Problem description:
Select, from the material below, each line with "JSON" in it.

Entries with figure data

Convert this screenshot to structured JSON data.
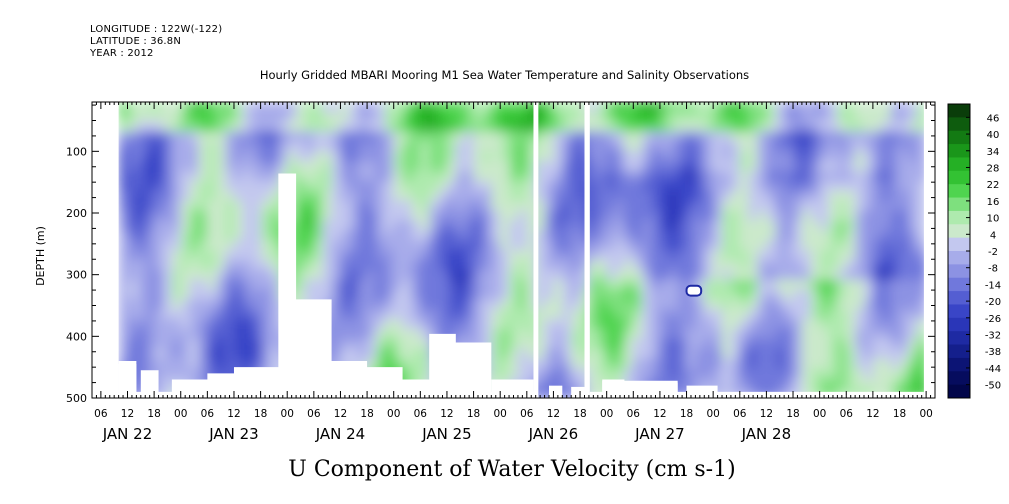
{
  "header": {
    "longitude": "LONGITUDE : 122W(-122)",
    "latitude": "LATITUDE : 36.8N",
    "year": "YEAR : 2012"
  },
  "chart_data": {
    "type": "heatmap",
    "title": "Hourly Gridded MBARI Mooring M1 Sea Water Temperature and Salinity Observations",
    "xlabel": "U Component of Water Velocity (cm s-1)",
    "ylabel": "DEPTH (m)",
    "yticks": [
      100,
      200,
      300,
      400,
      500
    ],
    "ylim": [
      500,
      20
    ],
    "xrange_hours": [
      -20,
      170
    ],
    "hour_tick_labels": [
      "06",
      "12",
      "18",
      "00",
      "06",
      "12",
      "18",
      "00",
      "06",
      "12",
      "18",
      "00",
      "06",
      "12",
      "18",
      "00",
      "06",
      "12",
      "18",
      "00",
      "06",
      "12",
      "18",
      "00",
      "06",
      "12",
      "18",
      "00",
      "06",
      "12",
      "18",
      "00"
    ],
    "first_hour_tick": -18,
    "date_labels": [
      "JAN 22",
      "JAN 23",
      "JAN 24",
      "JAN 25",
      "JAN 26",
      "JAN 27",
      "JAN 28"
    ],
    "date_label_hours": [
      -12,
      12,
      36,
      60,
      84,
      108,
      132
    ],
    "data_gaps_hours": [
      [
        79.5,
        80.6
      ],
      [
        91.0,
        92.2
      ]
    ],
    "white_patch": {
      "hour_start": 114,
      "hour_end": 117.3,
      "depth_top": 318,
      "depth_bottom": 334
    },
    "colorbar": {
      "labels": [
        "46",
        "40",
        "34",
        "28",
        "22",
        "16",
        "10",
        "4",
        "-2",
        "-8",
        "-14",
        "-20",
        "-26",
        "-32",
        "-38",
        "-44",
        "-50"
      ],
      "colors": [
        "#0a3d0a",
        "#0e5c0e",
        "#137a13",
        "#1a961a",
        "#25b025",
        "#33c233",
        "#4fd44f",
        "#7ee07e",
        "#aeeaae",
        "#cbe9cb",
        "#c3c8ef",
        "#a7acea",
        "#8c92e3",
        "#7078dc",
        "#545ed2",
        "#3945c7",
        "#2a36b8",
        "#1e2aa3",
        "#141f8c",
        "#0c1475",
        "#060c5e",
        "#02064a"
      ]
    },
    "grid": false
  }
}
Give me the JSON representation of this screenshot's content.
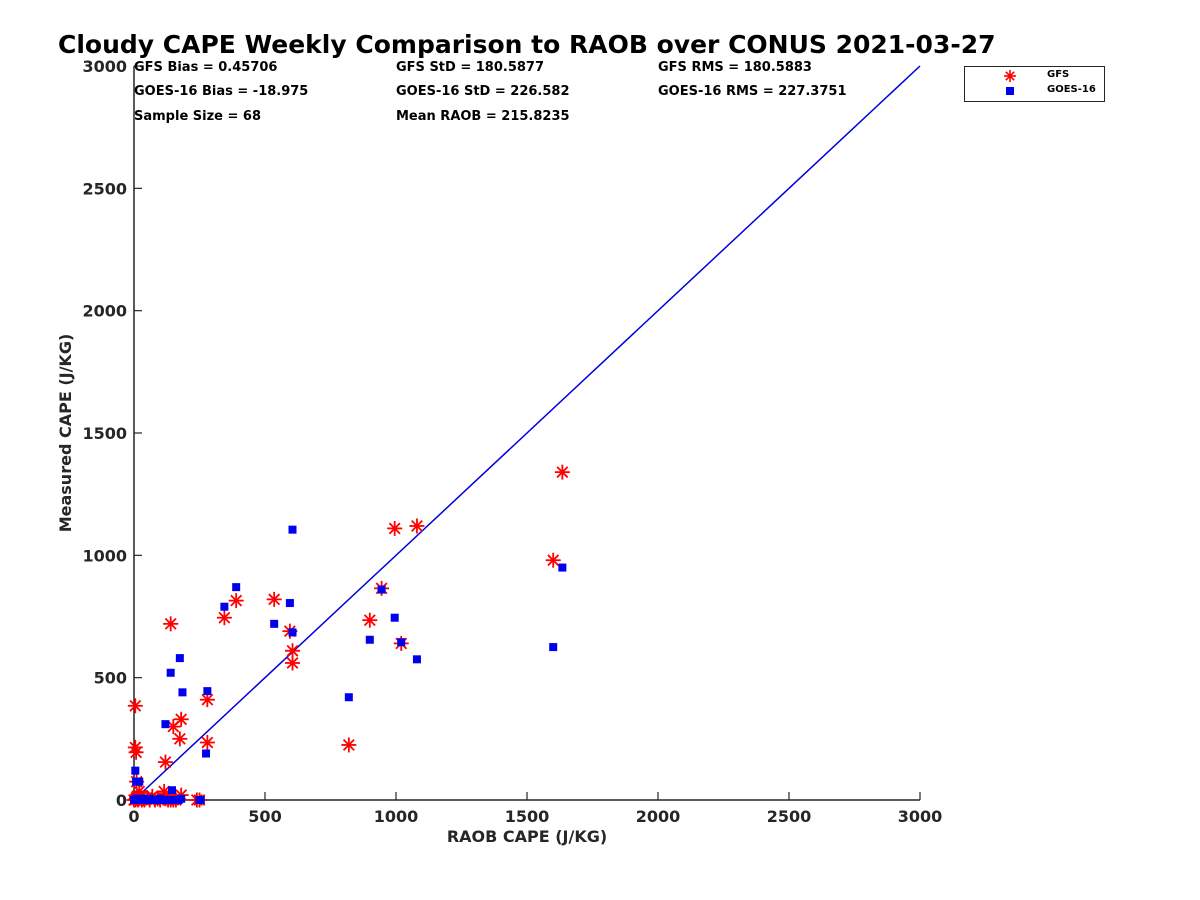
{
  "chart_data": {
    "type": "scatter",
    "title": "Cloudy CAPE Weekly Comparison to RAOB over CONUS 2021-03-27",
    "xlabel": "RAOB CAPE (J/KG)",
    "ylabel": "Measured CAPE (J/KG)",
    "xlim": [
      0,
      3000
    ],
    "ylim": [
      0,
      3000
    ],
    "xticks": [
      0,
      500,
      1000,
      1500,
      2000,
      2500,
      3000
    ],
    "yticks": [
      0,
      500,
      1000,
      1500,
      2000,
      2500,
      3000
    ],
    "legend_position": "top-right",
    "stats": {
      "gfs_bias": "GFS Bias = 0.45706",
      "gfs_std": "GFS StD = 180.5877",
      "gfs_rms": "GFS RMS = 180.5883",
      "goes_bias": "GOES-16 Bias = -18.975",
      "goes_std": "GOES-16 StD = 226.582",
      "goes_rms": "GOES-16 RMS = 227.3751",
      "sample_size": "Sample Size = 68",
      "mean_raob": "Mean RAOB = 215.8235"
    },
    "reference_line": {
      "x": [
        0,
        3000
      ],
      "y": [
        0,
        3000
      ],
      "color": "#0000dd"
    },
    "series": [
      {
        "name": "GFS",
        "marker": "asterisk",
        "color": "#ff0000",
        "points": [
          [
            0,
            0
          ],
          [
            5,
            0
          ],
          [
            8,
            5
          ],
          [
            10,
            10
          ],
          [
            15,
            0
          ],
          [
            20,
            5
          ],
          [
            25,
            10
          ],
          [
            30,
            0
          ],
          [
            35,
            5
          ],
          [
            40,
            0
          ],
          [
            50,
            10
          ],
          [
            60,
            0
          ],
          [
            70,
            15
          ],
          [
            80,
            0
          ],
          [
            90,
            5
          ],
          [
            100,
            0
          ],
          [
            110,
            10
          ],
          [
            120,
            5
          ],
          [
            130,
            0
          ],
          [
            140,
            0
          ],
          [
            150,
            0
          ],
          [
            160,
            0
          ],
          [
            180,
            20
          ],
          [
            240,
            0
          ],
          [
            250,
            0
          ],
          [
            5,
            385
          ],
          [
            5,
            215
          ],
          [
            8,
            195
          ],
          [
            10,
            75
          ],
          [
            20,
            35
          ],
          [
            115,
            35
          ],
          [
            120,
            155
          ],
          [
            140,
            720
          ],
          [
            150,
            300
          ],
          [
            175,
            250
          ],
          [
            180,
            330
          ],
          [
            280,
            410
          ],
          [
            280,
            235
          ],
          [
            345,
            745
          ],
          [
            390,
            815
          ],
          [
            535,
            820
          ],
          [
            595,
            690
          ],
          [
            605,
            610
          ],
          [
            605,
            560
          ],
          [
            820,
            225
          ],
          [
            900,
            735
          ],
          [
            945,
            865
          ],
          [
            995,
            1110
          ],
          [
            1020,
            640
          ],
          [
            1080,
            1120
          ],
          [
            1600,
            980
          ],
          [
            1635,
            1340
          ]
        ]
      },
      {
        "name": "GOES-16",
        "marker": "square",
        "color": "#0000ee",
        "points": [
          [
            0,
            0
          ],
          [
            5,
            0
          ],
          [
            8,
            5
          ],
          [
            10,
            0
          ],
          [
            15,
            5
          ],
          [
            20,
            0
          ],
          [
            25,
            0
          ],
          [
            30,
            5
          ],
          [
            40,
            0
          ],
          [
            50,
            0
          ],
          [
            60,
            5
          ],
          [
            70,
            0
          ],
          [
            80,
            0
          ],
          [
            90,
            0
          ],
          [
            100,
            5
          ],
          [
            110,
            0
          ],
          [
            130,
            0
          ],
          [
            140,
            0
          ],
          [
            170,
            0
          ],
          [
            180,
            5
          ],
          [
            250,
            0
          ],
          [
            255,
            0
          ],
          [
            5,
            120
          ],
          [
            8,
            75
          ],
          [
            20,
            75
          ],
          [
            145,
            40
          ],
          [
            120,
            310
          ],
          [
            140,
            520
          ],
          [
            175,
            580
          ],
          [
            185,
            440
          ],
          [
            275,
            190
          ],
          [
            280,
            445
          ],
          [
            345,
            790
          ],
          [
            390,
            870
          ],
          [
            535,
            720
          ],
          [
            595,
            805
          ],
          [
            605,
            685
          ],
          [
            605,
            1105
          ],
          [
            820,
            420
          ],
          [
            900,
            655
          ],
          [
            945,
            860
          ],
          [
            995,
            745
          ],
          [
            1020,
            645
          ],
          [
            1080,
            575
          ],
          [
            1600,
            625
          ],
          [
            1635,
            950
          ]
        ]
      }
    ]
  }
}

Task response:
Convert this screenshot to structured JSON data.
Give me the JSON representation of this screenshot's content.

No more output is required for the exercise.